• _Direction 1_
Repeat the rows word for word, starting at the row containing "card-title: 孤立-元素 xyxy=(495,0,721,52)" and ending at the row containing "icon-panel: 空格 xyxy=(257,60,471,188)", with both of those rows included.

## BEGIN Document segment

Linguistic and Orthographic Errors – Grammar, tense, agreement, and punctuation problems that affect clarity or formality.
This taxonomy was applied consistently across both short and long sentence evaluations to track specific strengths and weaknesses in each model.
Qualitative error analysis -Short sentence
We selected 22 short Kashmiri-English sentence pairs from diverse domains and linguistic patterns to evaluate how each NMT model performs on simpler constructions. Table 6 compares the outputs from all three models using our five-category error taxonomy and highlights model-specific strengths and weaknesses.
The evaluation of short sentence translations reveals important insights into the linguistic and semantic behavior of the models, even in structurally simple inputs. While shorter sentences are syntactically less complex, they still demand precision in referential clarity, morphological agreement, and lexical accuracy—areas where low-resource models often underperform. The Basic NMT model, though more fluent here than on longer sequences, frequently produced errors in WH-word usage, kinship terms, and subject identification. Examples such as “are these your brothers” or “your son is…” in place of expected translations demonstrate high rates of Meaning and Interpretation Errors (Category 2) and Linguistic and Orthographic Errors (Category 5), suggesting poor contextual grounding and vocabulary generalization.
The Attention-based model exhibited improvements in fluency and alignment, producing fewer malformed outputs. However, it still introduced Content and Structure Modification Errors (Category 3), such as generalizing “boys” as “children” or altering the scene context by adding information not present in the source. These shifts reflect stronger syntactic control but insufficient filtering of semantic transformations. While less catastrophic than in the Basic model, such errors can still affect reliability in real-world usage where precise role or domain information matters.

## END Document segment

• _Direction 2_
Answer these questions about the translation error analysis passage:
(a) How many short Kashmiri-English sentence pairs were selected for evaluation?
(b) Which model generalized "boys" as "children"?
(c) What category number is given to Linguistic and Orthographic Errors?

## BEGIN Supplied material

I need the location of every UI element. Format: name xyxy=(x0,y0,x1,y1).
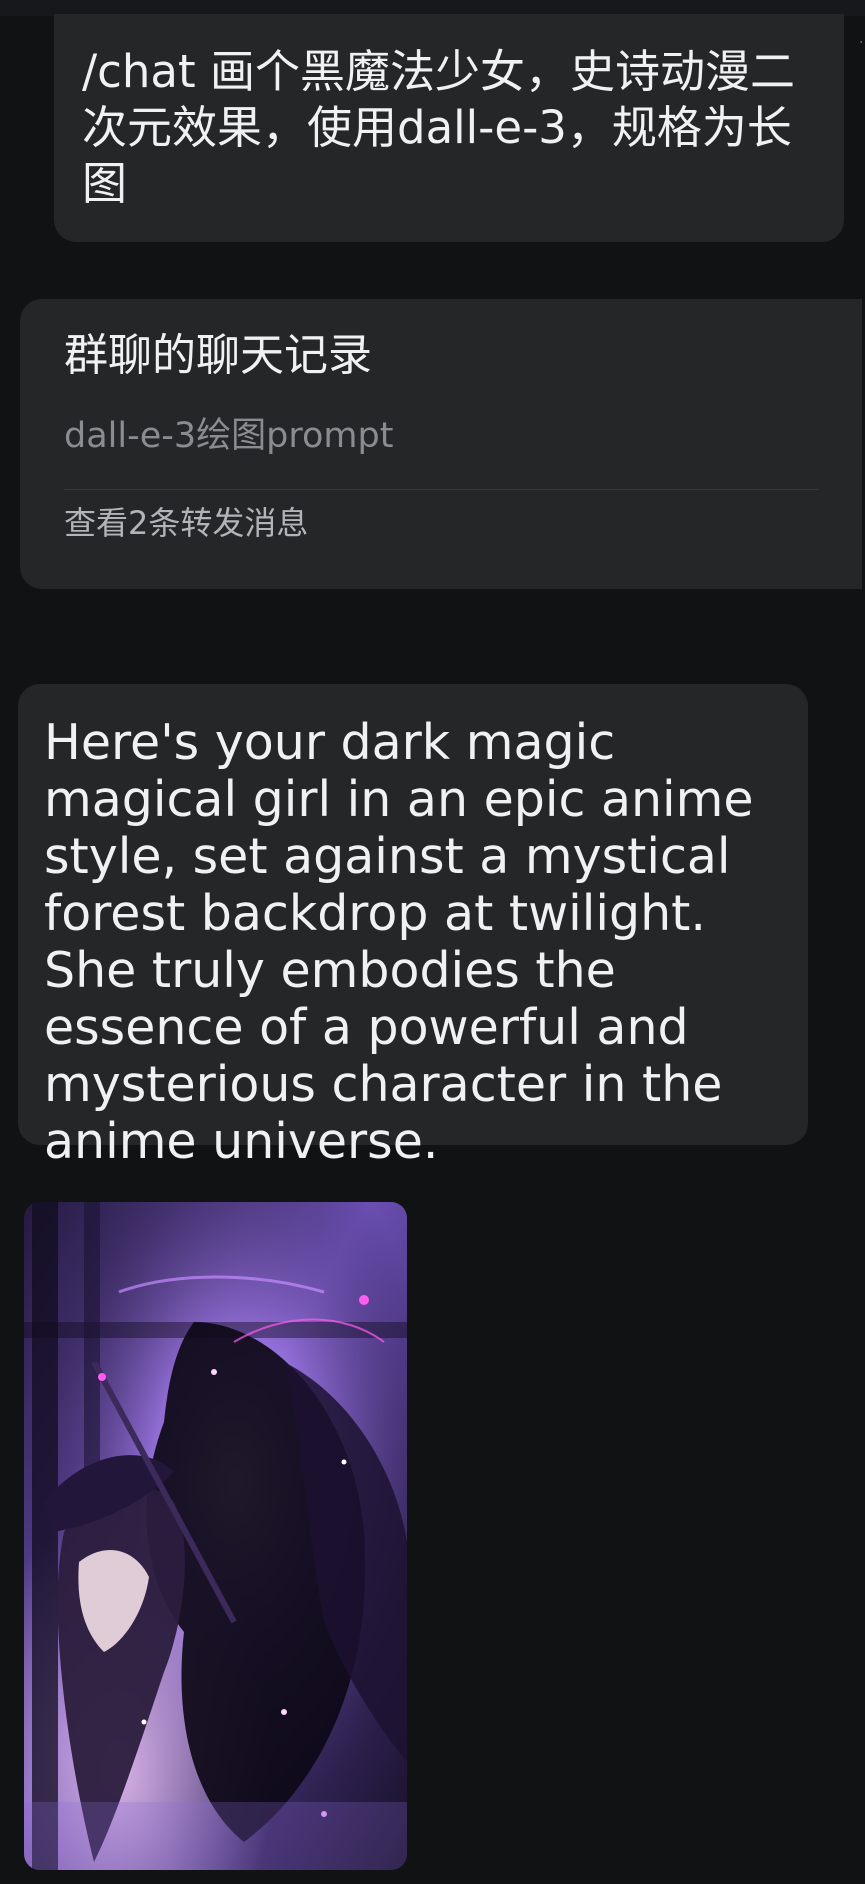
forwarded-chat-record-card[interactable]: 群聊的聊天记录 dall-e-3绘图prompt 查看2条转发消息 xyxy=(20,299,862,589)
bot-reply-text: Here's your dark magic magical girl in a… xyxy=(44,714,754,1170)
command-message-text: /chat 画个黑魔法少女，史诗动漫二次元效果，使用dall-e-3，规格为长图 xyxy=(82,45,795,210)
generated-image-message[interactable] xyxy=(24,1202,407,1870)
anime-image-icon xyxy=(24,1202,407,1870)
bot-reply-bubble[interactable]: Here's your dark magic magical girl in a… xyxy=(18,684,808,1170)
forwarded-record-divider xyxy=(64,489,818,490)
command-message-bubble[interactable]: /chat 画个黑魔法少女，史诗动漫二次元效果，使用dall-e-3，规格为长图 xyxy=(54,14,844,242)
view-forwarded-messages-link[interactable]: 查看2条转发消息 xyxy=(64,503,818,543)
forwarded-record-preview: dall-e-3绘图prompt xyxy=(64,416,394,456)
edge-indicator: · xyxy=(859,36,864,50)
forwarded-record-title: 群聊的聊天记录 xyxy=(64,330,372,381)
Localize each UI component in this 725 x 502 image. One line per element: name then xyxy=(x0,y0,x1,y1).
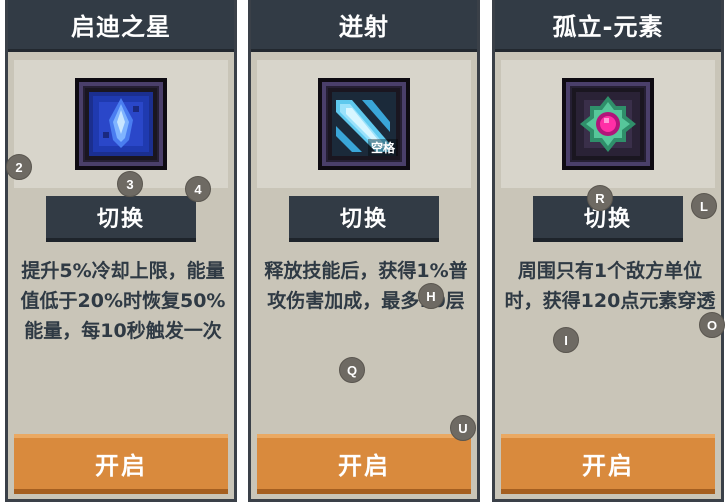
card-title: 孤立-元素 xyxy=(495,0,721,52)
icon-panel xyxy=(14,60,228,188)
marker-label: 3 xyxy=(117,171,143,197)
card-description: 周围只有1个敌方单位时，获得120点元素穿透 xyxy=(504,260,716,312)
open-button[interactable]: 开启 xyxy=(257,434,471,494)
open-button[interactable]: 开启 xyxy=(501,434,715,494)
marker-label: R xyxy=(587,185,613,211)
icon-key-tag: 空格 xyxy=(367,139,398,156)
talent-card-qidi: 启迪之星 切换 提升5%冷却上限，能量值低于20%时恢复50%能量，每10秒触发… xyxy=(5,0,237,502)
marker-label: H xyxy=(418,283,444,309)
ice-shard-icon: 空格 xyxy=(318,78,410,170)
marker-label: U xyxy=(450,415,476,441)
marker-label: O xyxy=(699,312,725,338)
card-title: 启迪之星 xyxy=(8,0,234,52)
card-description: 释放技能后，获得1%普攻伤害加成，最多10层 xyxy=(264,260,468,312)
marker-label: L xyxy=(691,193,717,219)
marker-label: I xyxy=(553,327,579,353)
marker-label: 2 xyxy=(6,154,32,180)
icon-panel xyxy=(501,60,715,188)
icon-panel: 空格 xyxy=(257,60,471,188)
switch-button[interactable]: 切换 xyxy=(289,196,439,242)
card-description: 提升5%冷却上限，能量值低于20%时恢复50%能量，每10秒触发一次 xyxy=(20,260,226,342)
talent-card-bengshe: 迸射 空格 切换 释放技能后，获得1%普攻伤害加成，最多10层 开启 xyxy=(248,0,480,502)
pink-orb-icon xyxy=(562,78,654,170)
marker-label: Q xyxy=(339,357,365,383)
open-button[interactable]: 开启 xyxy=(14,434,228,494)
card-title: 迸射 xyxy=(251,0,477,52)
marker-label: 4 xyxy=(185,176,211,202)
switch-button[interactable]: 切换 xyxy=(46,196,196,242)
talent-card-guli: 孤立-元素 切换 周围只有1个敌方单位时，获得120点元素穿透 开启 xyxy=(492,0,724,502)
blue-crystal-icon xyxy=(75,78,167,170)
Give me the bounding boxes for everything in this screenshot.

## END Supplied material

• _Task result 1_
card-title: 孤立-元素 xyxy=(495,0,721,52)
icon-panel xyxy=(14,60,228,188)
marker-label: 3 xyxy=(117,171,143,197)
card-description: 周围只有1个敌方单位时，获得120点元素穿透 xyxy=(504,260,716,312)
open-button[interactable]: 开启 xyxy=(257,434,471,494)
open-button[interactable]: 开启 xyxy=(501,434,715,494)
marker-label: R xyxy=(587,185,613,211)
icon-key-tag: 空格 xyxy=(367,139,398,156)
talent-card-qidi: 启迪之星 切换 提升5%冷却上限，能量值低于20%时恢复50%能量，每10秒触发… xyxy=(5,0,237,502)
marker-label: H xyxy=(418,283,444,309)
ice-shard-icon: 空格 xyxy=(318,78,410,170)
marker-label: U xyxy=(450,415,476,441)
marker-label: O xyxy=(699,312,725,338)
card-title: 启迪之星 xyxy=(8,0,234,52)
card-description: 释放技能后，获得1%普攻伤害加成，最多10层 xyxy=(264,260,468,312)
marker-label: L xyxy=(691,193,717,219)
marker-label: I xyxy=(553,327,579,353)
marker-label: 2 xyxy=(6,154,32,180)
icon-panel xyxy=(501,60,715,188)
icon-panel: 空格 xyxy=(257,60,471,188)

• _Task result 2_
(a) 22
(b) The Attention-based model
(c) Category 5